Directions for this task
Every entry that follows should be reproduced exactly.

Records supplied

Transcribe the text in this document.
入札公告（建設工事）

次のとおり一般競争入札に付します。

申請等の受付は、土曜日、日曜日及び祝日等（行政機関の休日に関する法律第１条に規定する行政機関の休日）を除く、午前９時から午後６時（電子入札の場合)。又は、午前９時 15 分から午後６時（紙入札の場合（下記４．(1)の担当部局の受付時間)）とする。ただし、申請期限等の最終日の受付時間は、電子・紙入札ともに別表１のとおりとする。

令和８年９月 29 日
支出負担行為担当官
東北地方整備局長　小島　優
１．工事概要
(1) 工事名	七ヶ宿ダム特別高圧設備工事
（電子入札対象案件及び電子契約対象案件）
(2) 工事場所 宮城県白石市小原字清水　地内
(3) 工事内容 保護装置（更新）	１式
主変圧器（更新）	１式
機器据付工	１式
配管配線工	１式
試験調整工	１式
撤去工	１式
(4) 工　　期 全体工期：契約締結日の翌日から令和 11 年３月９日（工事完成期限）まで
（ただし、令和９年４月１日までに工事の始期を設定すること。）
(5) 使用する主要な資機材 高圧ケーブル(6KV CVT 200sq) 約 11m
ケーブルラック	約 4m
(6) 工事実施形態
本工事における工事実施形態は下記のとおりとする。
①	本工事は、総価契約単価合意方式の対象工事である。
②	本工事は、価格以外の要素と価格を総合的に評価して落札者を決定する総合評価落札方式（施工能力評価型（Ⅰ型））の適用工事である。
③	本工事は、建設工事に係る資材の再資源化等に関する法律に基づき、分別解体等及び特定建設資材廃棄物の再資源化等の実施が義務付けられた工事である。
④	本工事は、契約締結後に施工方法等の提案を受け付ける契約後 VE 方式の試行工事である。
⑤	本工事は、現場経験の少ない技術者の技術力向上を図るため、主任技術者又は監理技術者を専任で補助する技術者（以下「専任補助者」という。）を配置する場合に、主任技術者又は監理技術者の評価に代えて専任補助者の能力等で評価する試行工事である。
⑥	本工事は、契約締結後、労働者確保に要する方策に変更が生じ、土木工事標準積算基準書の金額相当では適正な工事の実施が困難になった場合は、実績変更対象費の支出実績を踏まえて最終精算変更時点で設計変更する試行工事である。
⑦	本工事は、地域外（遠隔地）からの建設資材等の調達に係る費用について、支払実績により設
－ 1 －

Exercise answer
Transcribe the text in this document.
入札公告（建設工事）

次のとおり一般競争入札に付します。

申請等の受付は、土曜日、日曜日及び祝日等（行政機関の休日に関する法律第１条に規定する行政機関の休日）を除く、午前９時から午後６時（電子入札の場合)。又は、午前９時 15 分から午後６時（紙入札の場合（下記４．(1)の担当部局の受付時間)）とする。ただし、申請期限等の最終日の受付時間は、電子・紙入札ともに別表１のとおりとする。

令和８年９月 29 日
支出負担行為担当官
東北地方整備局長　小島　優
１．工事概要
(1) 工事名	七ヶ宿ダム特別高圧設備工事
（電子入札対象案件及び電子契約対象案件）
(2) 工事場所 宮城県白石市小原字清水　地内
(3) 工事内容 保護装置（更新）	１式
主変圧器（更新）	１式
機器据付工	１式
配管配線工	１式
試験調整工	１式
撤去工	１式
(4) 工　　期 全体工期：契約締結日の翌日から令和 11 年３月９日（工事完成期限）まで
（ただし、令和９年４月１日までに工事の始期を設定すること。）
(5) 使用する主要な資機材 高圧ケーブル(6KV CVT 200sq) 約 11m
ケーブルラック	約 4m
(6) 工事実施形態
本工事における工事実施形態は下記のとおりとする。
①	本工事は、総価契約単価合意方式の対象工事である。
②	本工事は、価格以外の要素と価格を総合的に評価して落札者を決定する総合評価落札方式（施工能力評価型（Ⅰ型））の適用工事である。
③	本工事は、建設工事に係る資材の再資源化等に関する法律に基づき、分別解体等及び特定建設資材廃棄物の再資源化等の実施が義務付けられた工事である。
④	本工事は、契約締結後に施工方法等の提案を受け付ける契約後 VE 方式の試行工事である。
⑤	本工事は、現場経験の少ない技術者の技術力向上を図るため、主任技術者又は監理技術者を専任で補助する技術者（以下「専任補助者」という。）を配置する場合に、主任技術者又は監理技術者の評価に代えて専任補助者の能力等で評価する試行工事である。
⑥	本工事は、契約締結後、労働者確保に要する方策に変更が生じ、土木工事標準積算基準書の金額相当では適正な工事の実施が困難になった場合は、実績変更対象費の支出実績を踏まえて最終精算変更時点で設計変更する試行工事である。
⑦	本工事は、地域外（遠隔地）からの建設資材等の調達に係る費用について、支払実績により設
－ 1 －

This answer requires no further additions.